Gather all lines with the word "Depressive" in them.

::: RECORDS FOR THIS EXERCISE

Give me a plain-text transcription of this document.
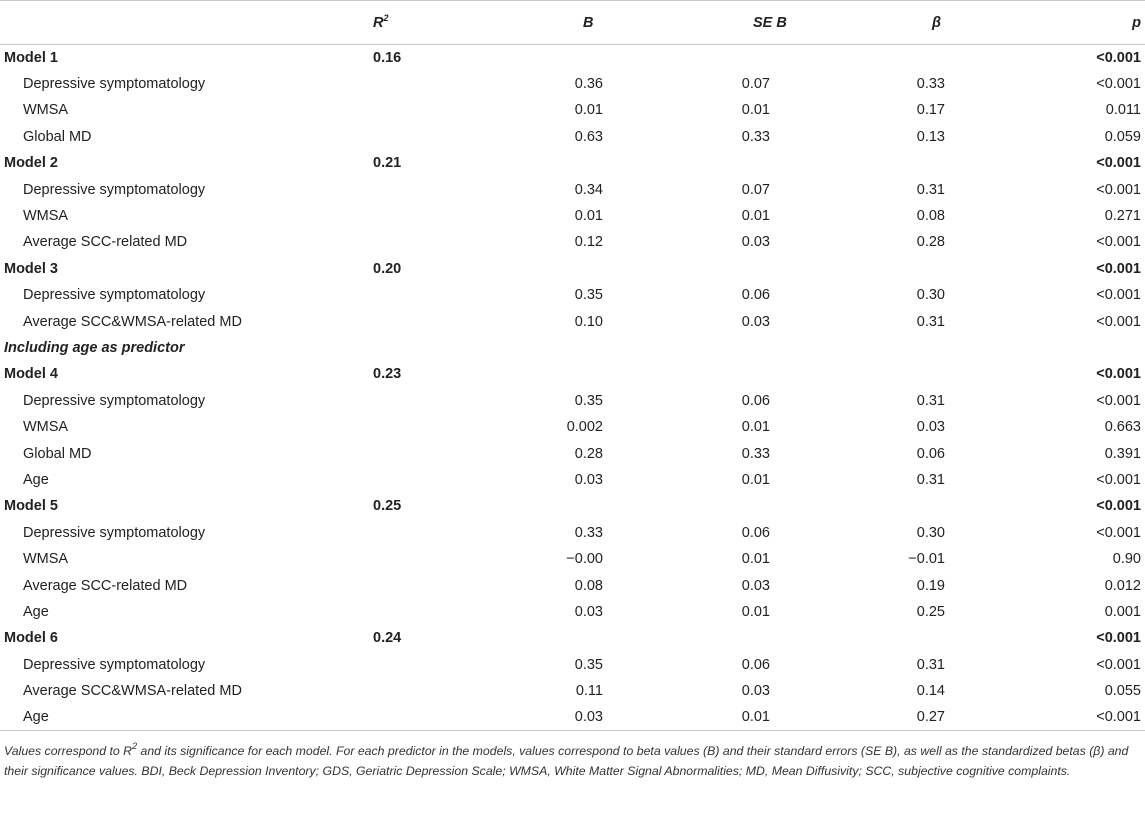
	$R^2$	B	SE B	β	p
Model 1	0.16				<0.001
Depressive symptomatology		0.36	0.07	0.33	<0.001
WMSA		0.01	0.01	0.17	0.011
Global MD		0.63	0.33	0.13	0.059
Model 2	0.21				<0.001
Depressive symptomatology		0.34	0.07	0.31	<0.001
WMSA		0.01	0.01	0.08	0.271
Average SCC-related MD		0.12	0.03	0.28	<0.001
Model 3	0.20				<0.001
Depressive symptomatology		0.35	0.06	0.30	<0.001
Average SCC&WMSA-related MD		0.10	0.03	0.31	<0.001
Including age as predictor					
Model 4	0.23				<0.001
Depressive symptomatology		0.35	0.06	0.31	<0.001
WMSA		0.002	0.01	0.03	0.663
Global MD		0.28	0.33	0.06	0.391
Age		0.03	0.01	0.31	<0.001
Model 5	0.25				<0.001
Depressive symptomatology		0.33	0.06	0.30	<0.001
WMSA		−0.00	0.01	−0.01	0.90
Average SCC-related MD		0.08	0.03	0.19	0.012
Age		0.03	0.01	0.25	0.001
Model 6	0.24				<0.001
Depressive symptomatology		0.35	0.06	0.31	<0.001
Average SCC&WMSA-related MD		0.11	0.03	0.14	0.055
Age		0.03	0.01	0.27	<0.001
Values correspond to $R^2$ and its significance for each model. For each predictor in the models, values correspond to beta values (B) and their standard errors (SE B), as well as the standardized betas (β) and their significance values. BDI, Beck Depression Inventory; GDS, Geriatric Depression Scale; WMSA, White Matter Signal Abnormalities; MD, Mean Diffusivity; SCC, subjective cognitive complaints.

::::::

RESPONSE |
Depressive symptomatology		0.36	0.07	0.33	<0.001
Depressive symptomatology		0.34	0.07	0.31	<0.001
Depressive symptomatology		0.35	0.06	0.30	<0.001
Depressive symptomatology		0.35	0.06	0.31	<0.001
Depressive symptomatology		0.33	0.06	0.30	<0.001
Depressive symptomatology		0.35	0.06	0.31	<0.001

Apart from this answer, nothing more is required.